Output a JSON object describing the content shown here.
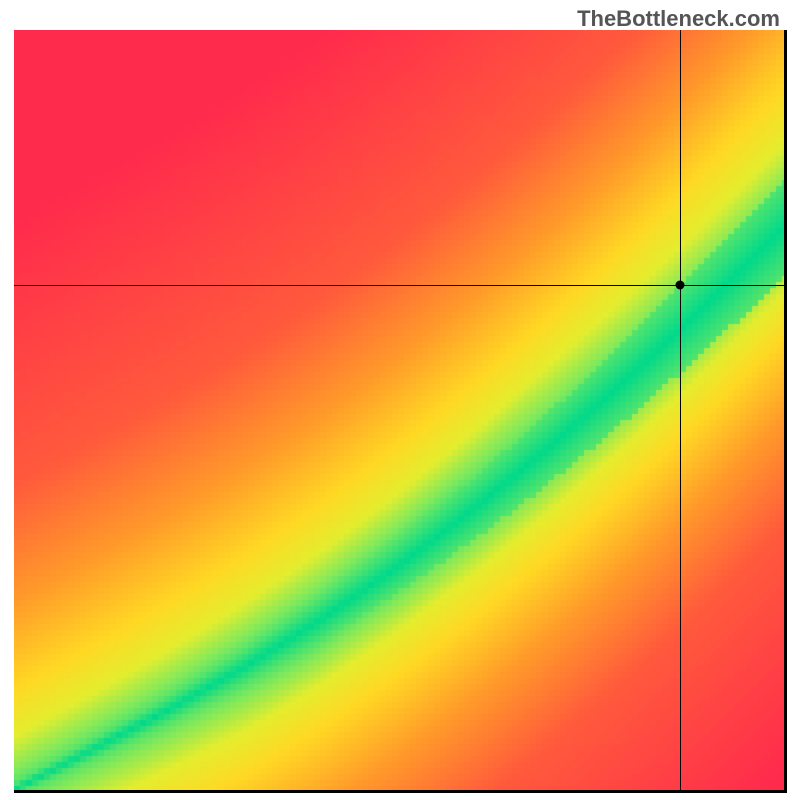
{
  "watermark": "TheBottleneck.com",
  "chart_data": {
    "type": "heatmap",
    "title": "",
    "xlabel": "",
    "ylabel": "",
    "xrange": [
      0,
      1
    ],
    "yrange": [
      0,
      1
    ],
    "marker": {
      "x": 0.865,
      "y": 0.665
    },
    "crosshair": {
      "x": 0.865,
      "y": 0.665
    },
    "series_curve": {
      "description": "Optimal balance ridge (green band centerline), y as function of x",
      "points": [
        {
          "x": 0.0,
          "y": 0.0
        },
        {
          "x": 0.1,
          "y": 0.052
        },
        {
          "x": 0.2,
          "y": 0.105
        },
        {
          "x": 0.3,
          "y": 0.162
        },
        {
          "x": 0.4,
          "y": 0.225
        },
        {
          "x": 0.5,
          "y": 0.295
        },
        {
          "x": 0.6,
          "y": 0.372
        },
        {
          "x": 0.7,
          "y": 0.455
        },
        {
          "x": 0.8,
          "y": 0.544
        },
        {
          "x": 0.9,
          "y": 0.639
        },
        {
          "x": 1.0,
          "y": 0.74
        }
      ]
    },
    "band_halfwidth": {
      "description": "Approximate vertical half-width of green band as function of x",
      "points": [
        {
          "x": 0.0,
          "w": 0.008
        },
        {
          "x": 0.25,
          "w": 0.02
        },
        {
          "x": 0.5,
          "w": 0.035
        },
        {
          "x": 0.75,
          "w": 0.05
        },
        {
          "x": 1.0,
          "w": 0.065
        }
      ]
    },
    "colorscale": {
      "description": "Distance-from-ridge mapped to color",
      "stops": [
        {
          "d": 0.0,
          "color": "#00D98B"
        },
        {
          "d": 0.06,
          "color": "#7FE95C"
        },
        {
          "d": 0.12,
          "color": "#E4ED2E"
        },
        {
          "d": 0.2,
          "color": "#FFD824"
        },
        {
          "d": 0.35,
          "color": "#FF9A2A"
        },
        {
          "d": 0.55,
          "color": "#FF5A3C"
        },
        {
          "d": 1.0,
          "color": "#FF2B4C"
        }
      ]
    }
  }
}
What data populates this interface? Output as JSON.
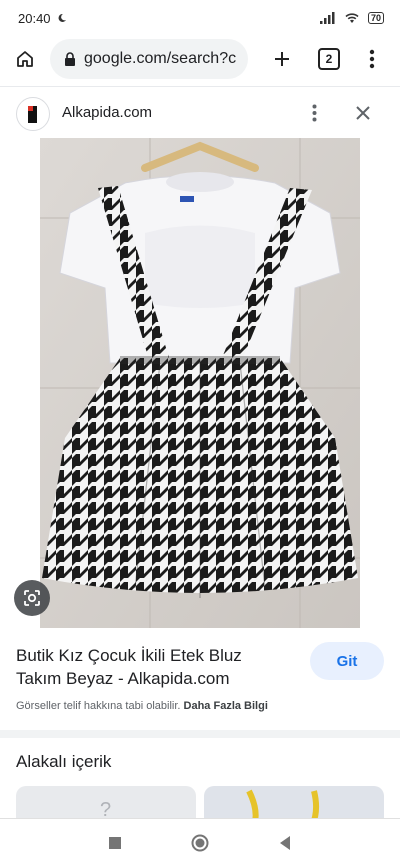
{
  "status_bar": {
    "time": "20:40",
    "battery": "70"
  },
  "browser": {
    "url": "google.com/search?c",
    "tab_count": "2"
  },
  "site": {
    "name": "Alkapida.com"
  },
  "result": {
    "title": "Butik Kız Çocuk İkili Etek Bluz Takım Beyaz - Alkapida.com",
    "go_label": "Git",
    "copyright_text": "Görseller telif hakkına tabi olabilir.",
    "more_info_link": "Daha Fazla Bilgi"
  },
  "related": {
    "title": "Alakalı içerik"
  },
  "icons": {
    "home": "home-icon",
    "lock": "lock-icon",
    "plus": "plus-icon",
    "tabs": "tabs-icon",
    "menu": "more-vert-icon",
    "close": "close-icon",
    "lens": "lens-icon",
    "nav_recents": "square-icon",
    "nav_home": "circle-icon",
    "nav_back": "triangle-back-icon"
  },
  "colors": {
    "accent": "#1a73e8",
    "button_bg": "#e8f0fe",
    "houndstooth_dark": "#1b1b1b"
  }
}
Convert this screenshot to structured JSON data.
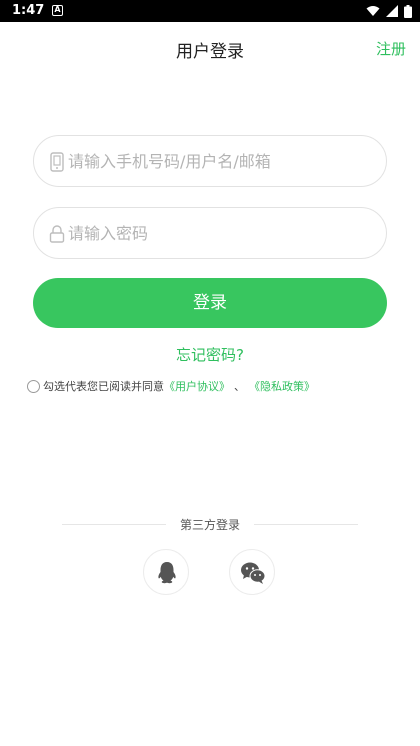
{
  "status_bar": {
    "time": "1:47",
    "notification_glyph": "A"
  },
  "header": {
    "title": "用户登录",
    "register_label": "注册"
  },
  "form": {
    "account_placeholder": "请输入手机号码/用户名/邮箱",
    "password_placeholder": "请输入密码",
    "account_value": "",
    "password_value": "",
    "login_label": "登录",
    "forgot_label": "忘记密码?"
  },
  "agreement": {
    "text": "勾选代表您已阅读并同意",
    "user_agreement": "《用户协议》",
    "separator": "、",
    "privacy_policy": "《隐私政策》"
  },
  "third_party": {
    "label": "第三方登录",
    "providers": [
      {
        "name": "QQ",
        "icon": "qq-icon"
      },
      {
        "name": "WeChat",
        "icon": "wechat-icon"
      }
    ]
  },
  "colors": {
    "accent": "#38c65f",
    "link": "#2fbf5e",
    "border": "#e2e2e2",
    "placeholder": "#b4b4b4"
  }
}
--
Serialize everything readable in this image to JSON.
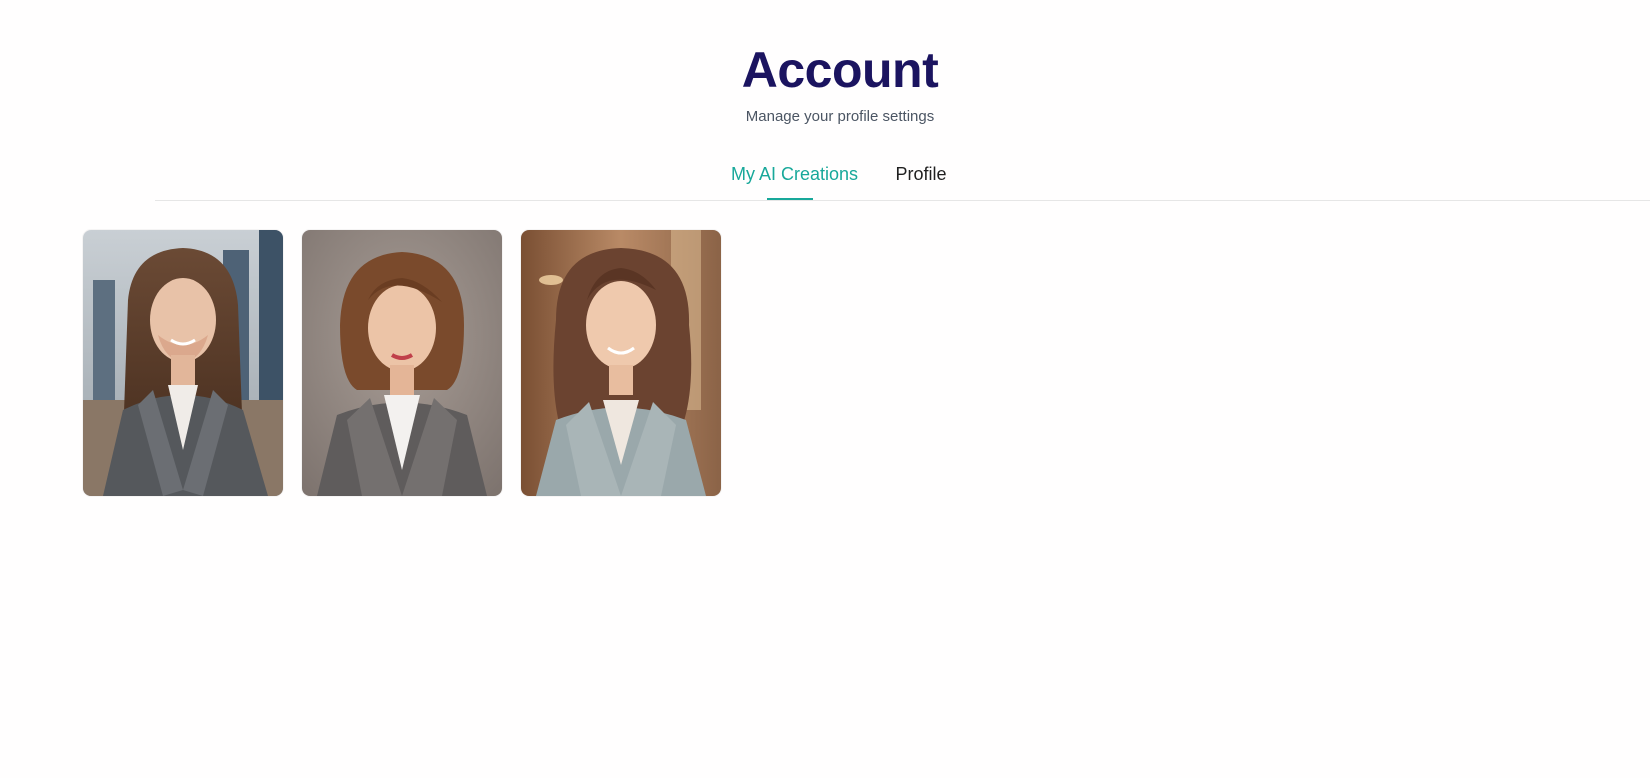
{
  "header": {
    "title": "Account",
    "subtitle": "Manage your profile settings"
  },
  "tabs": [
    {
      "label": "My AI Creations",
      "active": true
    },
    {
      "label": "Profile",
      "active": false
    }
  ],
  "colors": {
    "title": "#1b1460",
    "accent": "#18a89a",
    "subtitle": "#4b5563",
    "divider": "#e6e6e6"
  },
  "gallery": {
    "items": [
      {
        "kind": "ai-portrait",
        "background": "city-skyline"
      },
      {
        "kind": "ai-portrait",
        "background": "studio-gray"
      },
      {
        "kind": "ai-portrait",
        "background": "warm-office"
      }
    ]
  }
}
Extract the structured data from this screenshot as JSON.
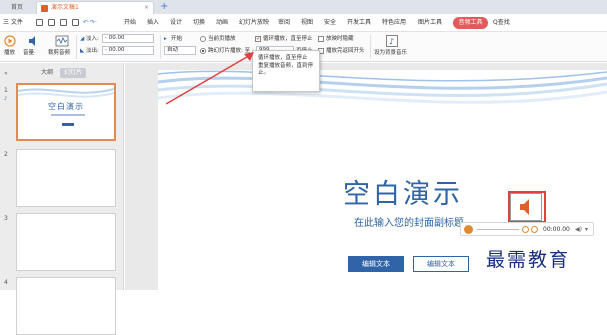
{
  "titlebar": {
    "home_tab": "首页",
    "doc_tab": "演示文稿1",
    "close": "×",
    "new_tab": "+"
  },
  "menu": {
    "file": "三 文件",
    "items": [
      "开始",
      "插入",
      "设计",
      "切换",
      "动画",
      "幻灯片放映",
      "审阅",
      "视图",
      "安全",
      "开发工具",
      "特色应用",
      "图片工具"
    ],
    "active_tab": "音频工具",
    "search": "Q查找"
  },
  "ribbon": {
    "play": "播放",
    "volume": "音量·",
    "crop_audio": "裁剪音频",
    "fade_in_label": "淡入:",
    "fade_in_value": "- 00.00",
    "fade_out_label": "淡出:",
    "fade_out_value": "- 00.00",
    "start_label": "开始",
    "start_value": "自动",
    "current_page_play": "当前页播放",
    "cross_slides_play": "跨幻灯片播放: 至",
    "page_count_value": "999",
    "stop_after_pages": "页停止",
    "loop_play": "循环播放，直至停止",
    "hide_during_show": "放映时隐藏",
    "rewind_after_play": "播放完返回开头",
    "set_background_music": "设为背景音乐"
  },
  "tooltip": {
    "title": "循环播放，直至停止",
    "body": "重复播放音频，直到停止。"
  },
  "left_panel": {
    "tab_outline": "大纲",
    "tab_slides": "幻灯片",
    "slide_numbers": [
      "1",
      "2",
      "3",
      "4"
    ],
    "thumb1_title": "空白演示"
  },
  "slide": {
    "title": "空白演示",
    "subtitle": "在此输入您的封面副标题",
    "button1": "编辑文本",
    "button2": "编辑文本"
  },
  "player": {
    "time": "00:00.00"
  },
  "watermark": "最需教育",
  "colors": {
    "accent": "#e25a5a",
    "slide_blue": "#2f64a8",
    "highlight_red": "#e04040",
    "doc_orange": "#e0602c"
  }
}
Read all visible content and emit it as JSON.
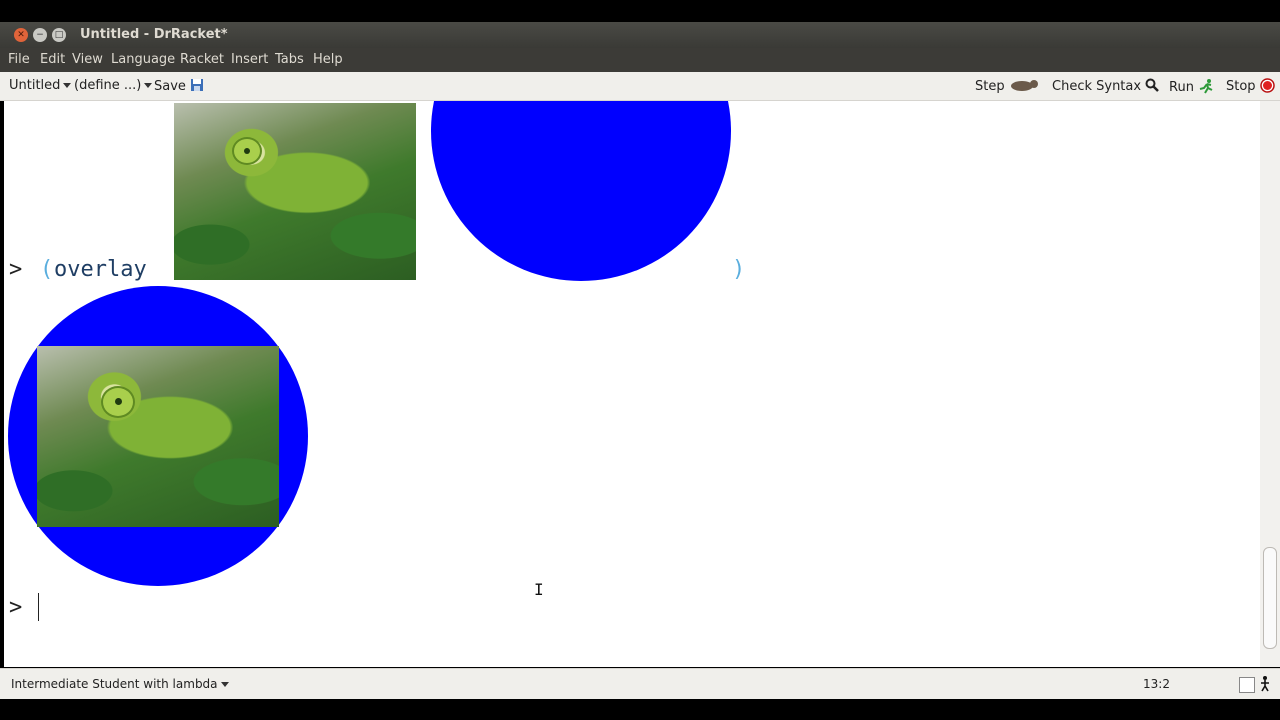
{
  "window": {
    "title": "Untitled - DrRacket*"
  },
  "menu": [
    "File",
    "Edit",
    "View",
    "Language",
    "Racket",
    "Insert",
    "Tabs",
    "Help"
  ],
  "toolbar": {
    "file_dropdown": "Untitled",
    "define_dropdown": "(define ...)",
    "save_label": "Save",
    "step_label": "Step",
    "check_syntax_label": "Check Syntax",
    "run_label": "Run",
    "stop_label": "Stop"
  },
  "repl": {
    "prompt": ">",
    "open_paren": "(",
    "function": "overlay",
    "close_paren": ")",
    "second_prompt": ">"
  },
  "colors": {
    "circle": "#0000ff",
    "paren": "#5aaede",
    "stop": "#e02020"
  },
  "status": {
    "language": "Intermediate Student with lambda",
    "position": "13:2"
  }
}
==
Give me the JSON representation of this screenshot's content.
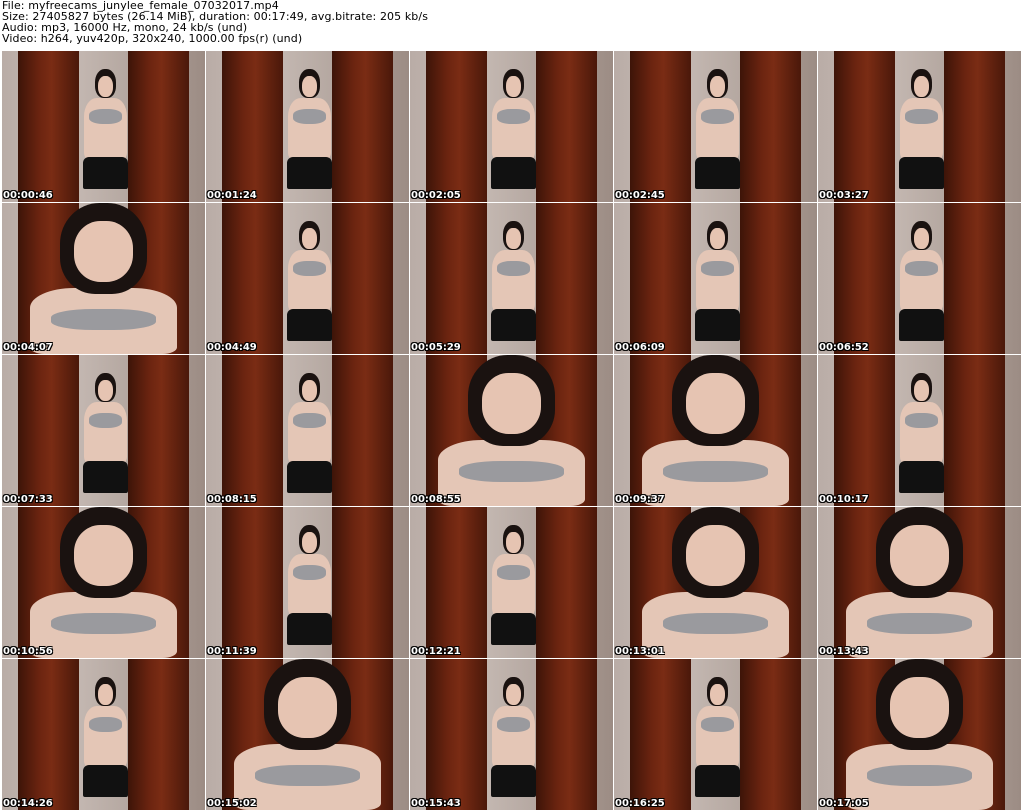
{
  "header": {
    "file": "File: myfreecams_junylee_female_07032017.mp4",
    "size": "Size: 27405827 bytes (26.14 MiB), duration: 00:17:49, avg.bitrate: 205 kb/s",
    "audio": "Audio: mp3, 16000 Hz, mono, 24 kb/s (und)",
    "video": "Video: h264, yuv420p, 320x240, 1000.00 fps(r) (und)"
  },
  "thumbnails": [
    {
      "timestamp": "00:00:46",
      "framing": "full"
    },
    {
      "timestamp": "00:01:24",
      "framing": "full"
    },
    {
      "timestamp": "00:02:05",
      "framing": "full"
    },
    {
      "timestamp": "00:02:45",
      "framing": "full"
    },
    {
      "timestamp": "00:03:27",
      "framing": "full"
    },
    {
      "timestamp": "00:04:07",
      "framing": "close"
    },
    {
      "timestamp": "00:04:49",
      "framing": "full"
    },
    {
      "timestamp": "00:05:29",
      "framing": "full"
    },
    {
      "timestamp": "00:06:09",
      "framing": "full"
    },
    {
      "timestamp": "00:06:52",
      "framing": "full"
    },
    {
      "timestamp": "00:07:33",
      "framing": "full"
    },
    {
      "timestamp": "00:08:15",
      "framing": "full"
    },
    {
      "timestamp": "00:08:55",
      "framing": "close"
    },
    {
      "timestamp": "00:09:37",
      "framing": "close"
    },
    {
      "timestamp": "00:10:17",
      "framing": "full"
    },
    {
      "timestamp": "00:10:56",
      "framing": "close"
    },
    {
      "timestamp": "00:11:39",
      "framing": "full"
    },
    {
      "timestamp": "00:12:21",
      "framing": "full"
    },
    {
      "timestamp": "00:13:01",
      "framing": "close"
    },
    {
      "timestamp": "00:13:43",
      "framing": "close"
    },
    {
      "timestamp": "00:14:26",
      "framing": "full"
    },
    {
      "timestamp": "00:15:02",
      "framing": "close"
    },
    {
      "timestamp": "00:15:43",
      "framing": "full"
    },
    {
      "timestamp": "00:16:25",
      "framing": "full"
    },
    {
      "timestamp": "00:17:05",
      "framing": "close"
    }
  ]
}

> _Brief_
Where a line above contains the string "content", copy that line.

> _Written response_
Output a JSON object describing the content shown here.
Read all visible content and emit it as JSON.
Give me the JSON representation of this screenshot's content.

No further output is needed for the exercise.